═══ INFORMATION GIVEN

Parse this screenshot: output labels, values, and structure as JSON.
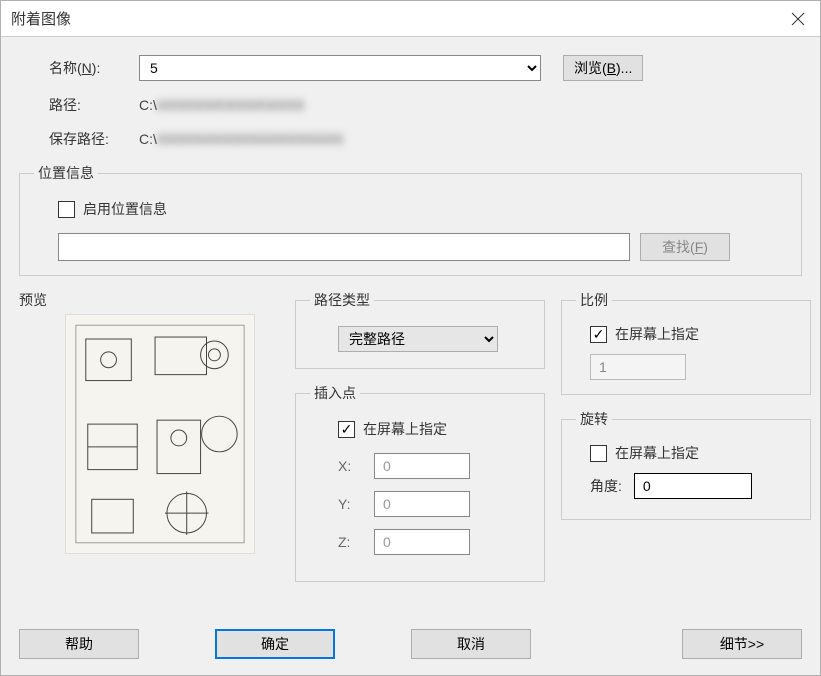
{
  "titlebar": {
    "title": "附着图像"
  },
  "form": {
    "name_label_pre": "名称(",
    "name_label_u": "N",
    "name_label_post": "):",
    "name_value": "5",
    "browse_pre": "浏览(",
    "browse_u": "B",
    "browse_post": ")...",
    "path_label": "路径:",
    "path_value_prefix": "C:\\",
    "path_value_blur": "XXXXXXX\\XXXX\\XXXX",
    "save_path_label": "保存路径:",
    "save_path_value_prefix": "C:\\",
    "save_path_value_blur": "XXXXXXXXXXXXXXXXXXXX"
  },
  "location": {
    "legend": "位置信息",
    "enable_label": "启用位置信息",
    "enable_checked": false,
    "path_value": "",
    "find_pre": "查找(",
    "find_u": "F",
    "find_post": ")"
  },
  "preview": {
    "label": "预览"
  },
  "pathtype": {
    "legend": "路径类型",
    "selected": "完整路径"
  },
  "insert": {
    "legend": "插入点",
    "onscreen_label": "在屏幕上指定",
    "onscreen_checked": true,
    "x_label": "X:",
    "x_value": "0",
    "y_label": "Y:",
    "y_value": "0",
    "z_label": "Z:",
    "z_value": "0"
  },
  "scale": {
    "legend": "比例",
    "onscreen_label": "在屏幕上指定",
    "onscreen_checked": true,
    "value": "1"
  },
  "rotate": {
    "legend": "旋转",
    "onscreen_label": "在屏幕上指定",
    "onscreen_checked": false,
    "angle_label": "角度:",
    "angle_value": "0"
  },
  "buttons": {
    "help": "帮助",
    "ok": "确定",
    "cancel": "取消",
    "details": "细节>>"
  }
}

══════

> WHAT YOU WILL DO: Images do not belong in the copy; reproduce all other parts of the records above verbatim.

> RESULT FOR THIS EXERCISE:
Parse this screenshot: output labels, values, and structure as JSON.
{
  "titlebar": {
    "title": "附着图像"
  },
  "form": {
    "name_label_pre": "名称(",
    "name_label_u": "N",
    "name_label_post": "):",
    "name_value": "5",
    "browse_pre": "浏览(",
    "browse_u": "B",
    "browse_post": ")...",
    "path_label": "路径:",
    "path_value_prefix": "C:\\",
    "path_value_blur": "XXXXXXX\\XXXX\\XXXX",
    "save_path_label": "保存路径:",
    "save_path_value_prefix": "C:\\",
    "save_path_value_blur": "XXXXXXXXXXXXXXXXXXXX"
  },
  "location": {
    "legend": "位置信息",
    "enable_label": "启用位置信息",
    "enable_checked": false,
    "path_value": "",
    "find_pre": "查找(",
    "find_u": "F",
    "find_post": ")"
  },
  "preview": {
    "label": "预览"
  },
  "pathtype": {
    "legend": "路径类型",
    "selected": "完整路径"
  },
  "insert": {
    "legend": "插入点",
    "onscreen_label": "在屏幕上指定",
    "onscreen_checked": true,
    "x_label": "X:",
    "x_value": "0",
    "y_label": "Y:",
    "y_value": "0",
    "z_label": "Z:",
    "z_value": "0"
  },
  "scale": {
    "legend": "比例",
    "onscreen_label": "在屏幕上指定",
    "onscreen_checked": true,
    "value": "1"
  },
  "rotate": {
    "legend": "旋转",
    "onscreen_label": "在屏幕上指定",
    "onscreen_checked": false,
    "angle_label": "角度:",
    "angle_value": "0"
  },
  "buttons": {
    "help": "帮助",
    "ok": "确定",
    "cancel": "取消",
    "details": "细节>>"
  }
}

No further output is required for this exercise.